* [DATASET EXTRACT]
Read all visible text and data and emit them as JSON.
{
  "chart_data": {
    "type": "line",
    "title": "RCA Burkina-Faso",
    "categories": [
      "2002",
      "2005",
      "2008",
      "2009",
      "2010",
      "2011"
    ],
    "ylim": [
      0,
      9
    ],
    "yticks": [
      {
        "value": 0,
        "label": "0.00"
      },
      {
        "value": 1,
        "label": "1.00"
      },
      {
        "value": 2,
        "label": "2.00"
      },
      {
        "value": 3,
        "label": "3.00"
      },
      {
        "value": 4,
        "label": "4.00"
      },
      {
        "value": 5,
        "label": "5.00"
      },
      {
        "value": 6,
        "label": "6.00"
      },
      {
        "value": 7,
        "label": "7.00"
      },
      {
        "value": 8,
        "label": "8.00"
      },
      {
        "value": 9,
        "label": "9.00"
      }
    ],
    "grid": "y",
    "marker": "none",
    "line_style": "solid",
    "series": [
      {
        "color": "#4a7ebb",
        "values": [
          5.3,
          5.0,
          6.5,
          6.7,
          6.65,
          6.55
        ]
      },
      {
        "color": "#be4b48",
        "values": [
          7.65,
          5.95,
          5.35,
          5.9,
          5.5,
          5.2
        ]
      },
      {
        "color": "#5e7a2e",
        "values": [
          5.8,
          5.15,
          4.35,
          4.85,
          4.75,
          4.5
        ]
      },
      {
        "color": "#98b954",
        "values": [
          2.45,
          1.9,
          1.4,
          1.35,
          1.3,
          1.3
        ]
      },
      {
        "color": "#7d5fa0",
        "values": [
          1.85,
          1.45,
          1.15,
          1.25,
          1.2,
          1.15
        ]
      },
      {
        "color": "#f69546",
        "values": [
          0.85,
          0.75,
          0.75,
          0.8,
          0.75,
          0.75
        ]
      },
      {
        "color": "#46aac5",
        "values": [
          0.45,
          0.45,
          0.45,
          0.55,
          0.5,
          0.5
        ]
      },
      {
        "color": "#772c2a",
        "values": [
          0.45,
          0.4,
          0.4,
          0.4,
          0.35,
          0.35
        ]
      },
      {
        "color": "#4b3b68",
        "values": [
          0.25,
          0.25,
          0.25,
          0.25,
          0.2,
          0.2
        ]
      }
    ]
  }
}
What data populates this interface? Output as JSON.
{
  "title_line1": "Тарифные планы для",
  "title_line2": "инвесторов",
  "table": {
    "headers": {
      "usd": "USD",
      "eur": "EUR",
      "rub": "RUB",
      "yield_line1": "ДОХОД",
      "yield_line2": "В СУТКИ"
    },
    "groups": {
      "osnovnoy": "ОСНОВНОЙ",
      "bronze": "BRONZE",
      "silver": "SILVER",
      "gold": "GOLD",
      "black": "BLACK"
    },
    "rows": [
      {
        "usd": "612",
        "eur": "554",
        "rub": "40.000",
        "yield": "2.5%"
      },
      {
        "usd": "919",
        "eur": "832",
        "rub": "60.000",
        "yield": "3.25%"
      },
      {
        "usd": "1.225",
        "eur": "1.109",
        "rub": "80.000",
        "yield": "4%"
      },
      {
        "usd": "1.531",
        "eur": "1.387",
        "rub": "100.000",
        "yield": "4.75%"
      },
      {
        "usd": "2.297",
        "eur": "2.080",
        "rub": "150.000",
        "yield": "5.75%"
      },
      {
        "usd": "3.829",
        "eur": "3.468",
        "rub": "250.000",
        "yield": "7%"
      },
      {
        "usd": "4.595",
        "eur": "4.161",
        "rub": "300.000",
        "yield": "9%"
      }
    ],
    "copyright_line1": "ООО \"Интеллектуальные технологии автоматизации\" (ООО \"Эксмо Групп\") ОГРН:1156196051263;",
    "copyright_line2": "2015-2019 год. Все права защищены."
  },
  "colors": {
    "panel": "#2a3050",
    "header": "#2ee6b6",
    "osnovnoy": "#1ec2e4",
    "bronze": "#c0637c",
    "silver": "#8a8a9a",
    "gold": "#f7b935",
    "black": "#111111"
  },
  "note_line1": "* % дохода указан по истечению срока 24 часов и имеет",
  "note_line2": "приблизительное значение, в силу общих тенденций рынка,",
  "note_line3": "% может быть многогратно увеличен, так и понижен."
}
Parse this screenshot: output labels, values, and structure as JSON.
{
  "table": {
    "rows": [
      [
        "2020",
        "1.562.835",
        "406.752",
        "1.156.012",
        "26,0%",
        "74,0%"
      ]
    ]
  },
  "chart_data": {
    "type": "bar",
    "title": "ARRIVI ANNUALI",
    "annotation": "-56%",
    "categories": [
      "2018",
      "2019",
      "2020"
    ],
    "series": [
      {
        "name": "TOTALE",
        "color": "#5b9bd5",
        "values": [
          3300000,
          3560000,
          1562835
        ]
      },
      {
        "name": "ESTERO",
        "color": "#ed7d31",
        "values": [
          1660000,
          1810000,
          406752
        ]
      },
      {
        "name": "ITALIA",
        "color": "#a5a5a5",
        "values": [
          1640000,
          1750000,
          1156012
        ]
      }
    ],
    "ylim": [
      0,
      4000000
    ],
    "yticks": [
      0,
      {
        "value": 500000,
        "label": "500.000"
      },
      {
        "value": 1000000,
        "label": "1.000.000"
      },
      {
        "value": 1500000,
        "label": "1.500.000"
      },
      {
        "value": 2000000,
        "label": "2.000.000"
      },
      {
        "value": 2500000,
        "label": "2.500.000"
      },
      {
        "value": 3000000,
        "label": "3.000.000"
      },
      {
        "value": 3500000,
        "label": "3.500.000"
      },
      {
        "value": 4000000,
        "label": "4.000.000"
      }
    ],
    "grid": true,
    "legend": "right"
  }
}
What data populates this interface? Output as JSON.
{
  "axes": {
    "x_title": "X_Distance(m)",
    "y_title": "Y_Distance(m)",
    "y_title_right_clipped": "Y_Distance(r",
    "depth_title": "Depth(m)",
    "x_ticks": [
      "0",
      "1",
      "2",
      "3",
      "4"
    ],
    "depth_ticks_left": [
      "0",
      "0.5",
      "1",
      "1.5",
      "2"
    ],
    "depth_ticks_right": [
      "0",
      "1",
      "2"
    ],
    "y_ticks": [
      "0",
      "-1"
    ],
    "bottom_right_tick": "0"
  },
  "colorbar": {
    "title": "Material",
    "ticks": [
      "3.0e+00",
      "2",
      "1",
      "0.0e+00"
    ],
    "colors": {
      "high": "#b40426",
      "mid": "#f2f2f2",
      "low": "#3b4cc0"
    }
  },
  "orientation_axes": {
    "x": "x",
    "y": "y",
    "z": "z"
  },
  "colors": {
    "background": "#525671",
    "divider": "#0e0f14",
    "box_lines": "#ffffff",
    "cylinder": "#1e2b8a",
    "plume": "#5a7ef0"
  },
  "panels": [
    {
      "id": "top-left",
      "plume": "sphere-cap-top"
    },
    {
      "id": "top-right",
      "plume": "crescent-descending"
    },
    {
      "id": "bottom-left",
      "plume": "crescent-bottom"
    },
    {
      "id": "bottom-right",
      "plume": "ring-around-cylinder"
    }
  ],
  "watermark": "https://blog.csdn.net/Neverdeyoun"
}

* [EXERCISE DIRECTIONS] Quote all the records. Keep every word exact.

* [FINISHED ANSWER]
Read all visible text and data and emit them as JSON.
{
  "chart_data": {
    "type": "line",
    "title": "RCA Burkina-Faso",
    "categories": [
      "2002",
      "2005",
      "2008",
      "2009",
      "2010",
      "2011"
    ],
    "ylim": [
      0,
      9
    ],
    "yticks": [
      {
        "value": 0,
        "label": "0.00"
      },
      {
        "value": 1,
        "label": "1.00"
      },
      {
        "value": 2,
        "label": "2.00"
      },
      {
        "value": 3,
        "label": "3.00"
      },
      {
        "value": 4,
        "label": "4.00"
      },
      {
        "value": 5,
        "label": "5.00"
      },
      {
        "value": 6,
        "label": "6.00"
      },
      {
        "value": 7,
        "label": "7.00"
      },
      {
        "value": 8,
        "label": "8.00"
      },
      {
        "value": 9,
        "label": "9.00"
      }
    ],
    "grid": "y",
    "marker": "none",
    "line_style": "solid",
    "series": [
      {
        "color": "#4a7ebb",
        "values": [
          5.3,
          5.0,
          6.5,
          6.7,
          6.65,
          6.55
        ]
      },
      {
        "color": "#be4b48",
        "values": [
          7.65,
          5.95,
          5.35,
          5.9,
          5.5,
          5.2
        ]
      },
      {
        "color": "#5e7a2e",
        "values": [
          5.8,
          5.15,
          4.35,
          4.85,
          4.75,
          4.5
        ]
      },
      {
        "color": "#98b954",
        "values": [
          2.45,
          1.9,
          1.4,
          1.35,
          1.3,
          1.3
        ]
      },
      {
        "color": "#7d5fa0",
        "values": [
          1.85,
          1.45,
          1.15,
          1.25,
          1.2,
          1.15
        ]
      },
      {
        "color": "#f69546",
        "values": [
          0.85,
          0.75,
          0.75,
          0.8,
          0.75,
          0.75
        ]
      },
      {
        "color": "#46aac5",
        "values": [
          0.45,
          0.45,
          0.45,
          0.55,
          0.5,
          0.5
        ]
      },
      {
        "color": "#772c2a",
        "values": [
          0.45,
          0.4,
          0.4,
          0.4,
          0.35,
          0.35
        ]
      },
      {
        "color": "#4b3b68",
        "values": [
          0.25,
          0.25,
          0.25,
          0.25,
          0.2,
          0.2
        ]
      }
    ]
  }
}
What data populates this interface? Output as JSON.
{
  "title_line1": "Тарифные планы для",
  "title_line2": "инвесторов",
  "table": {
    "headers": {
      "usd": "USD",
      "eur": "EUR",
      "rub": "RUB",
      "yield_line1": "ДОХОД",
      "yield_line2": "В СУТКИ"
    },
    "groups": {
      "osnovnoy": "ОСНОВНОЙ",
      "bronze": "BRONZE",
      "silver": "SILVER",
      "gold": "GOLD",
      "black": "BLACK"
    },
    "rows": [
      {
        "usd": "612",
        "eur": "554",
        "rub": "40.000",
        "yield": "2.5%"
      },
      {
        "usd": "919",
        "eur": "832",
        "rub": "60.000",
        "yield": "3.25%"
      },
      {
        "usd": "1.225",
        "eur": "1.109",
        "rub": "80.000",
        "yield": "4%"
      },
      {
        "usd": "1.531",
        "eur": "1.387",
        "rub": "100.000",
        "yield": "4.75%"
      },
      {
        "usd": "2.297",
        "eur": "2.080",
        "rub": "150.000",
        "yield": "5.75%"
      },
      {
        "usd": "3.829",
        "eur": "3.468",
        "rub": "250.000",
        "yield": "7%"
      },
      {
        "usd": "4.595",
        "eur": "4.161",
        "rub": "300.000",
        "yield": "9%"
      }
    ],
    "copyright_line1": "ООО \"Интеллектуальные технологии автоматизации\" (ООО \"Эксмо Групп\") ОГРН:1156196051263;",
    "copyright_line2": "2015-2019 год. Все права защищены."
  },
  "colors": {
    "panel": "#2a3050",
    "header": "#2ee6b6",
    "osnovnoy": "#1ec2e4",
    "bronze": "#c0637c",
    "silver": "#8a8a9a",
    "gold": "#f7b935",
    "black": "#111111"
  },
  "note_line1": "* % дохода указан по истечению срока 24 часов и имеет",
  "note_line2": "приблизительное значение, в силу общих тенденций рынка,",
  "note_line3": "% может быть многогратно увеличен, так и понижен."
}
Parse this screenshot: output labels, values, and structure as JSON.
{
  "table": {
    "rows": [
      [
        "2020",
        "1.562.835",
        "406.752",
        "1.156.012",
        "26,0%",
        "74,0%"
      ]
    ]
  },
  "chart_data": {
    "type": "bar",
    "title": "ARRIVI ANNUALI",
    "annotation": "-56%",
    "categories": [
      "2018",
      "2019",
      "2020"
    ],
    "series": [
      {
        "name": "TOTALE",
        "color": "#5b9bd5",
        "values": [
          3300000,
          3560000,
          1562835
        ]
      },
      {
        "name": "ESTERO",
        "color": "#ed7d31",
        "values": [
          1660000,
          1810000,
          406752
        ]
      },
      {
        "name": "ITALIA",
        "color": "#a5a5a5",
        "values": [
          1640000,
          1750000,
          1156012
        ]
      }
    ],
    "ylim": [
      0,
      4000000
    ],
    "yticks": [
      0,
      {
        "value": 500000,
        "label": "500.000"
      },
      {
        "value": 1000000,
        "label": "1.000.000"
      },
      {
        "value": 1500000,
        "label": "1.500.000"
      },
      {
        "value": 2000000,
        "label": "2.000.000"
      },
      {
        "value": 2500000,
        "label": "2.500.000"
      },
      {
        "value": 3000000,
        "label": "3.000.000"
      },
      {
        "value": 3500000,
        "label": "3.500.000"
      },
      {
        "value": 4000000,
        "label": "4.000.000"
      }
    ],
    "grid": true,
    "legend": "right"
  }
}
What data populates this interface? Output as JSON.
{
  "axes": {
    "x_title": "X_Distance(m)",
    "y_title": "Y_Distance(m)",
    "y_title_right_clipped": "Y_Distance(r",
    "depth_title": "Depth(m)",
    "x_ticks": [
      "0",
      "1",
      "2",
      "3",
      "4"
    ],
    "depth_ticks_left": [
      "0",
      "0.5",
      "1",
      "1.5",
      "2"
    ],
    "depth_ticks_right": [
      "0",
      "1",
      "2"
    ],
    "y_ticks": [
      "0",
      "-1"
    ],
    "bottom_right_tick": "0"
  },
  "colorbar": {
    "title": "Material",
    "ticks": [
      "3.0e+00",
      "2",
      "1",
      "0.0e+00"
    ],
    "colors": {
      "high": "#b40426",
      "mid": "#f2f2f2",
      "low": "#3b4cc0"
    }
  },
  "orientation_axes": {
    "x": "x",
    "y": "y",
    "z": "z"
  },
  "colors": {
    "background": "#525671",
    "divider": "#0e0f14",
    "box_lines": "#ffffff",
    "cylinder": "#1e2b8a",
    "plume": "#5a7ef0"
  },
  "panels": [
    {
      "id": "top-left",
      "plume": "sphere-cap-top"
    },
    {
      "id": "top-right",
      "plume": "crescent-descending"
    },
    {
      "id": "bottom-left",
      "plume": "crescent-bottom"
    },
    {
      "id": "bottom-right",
      "plume": "ring-around-cylinder"
    }
  ],
  "watermark": "https://blog.csdn.net/Neverdeyoun"
}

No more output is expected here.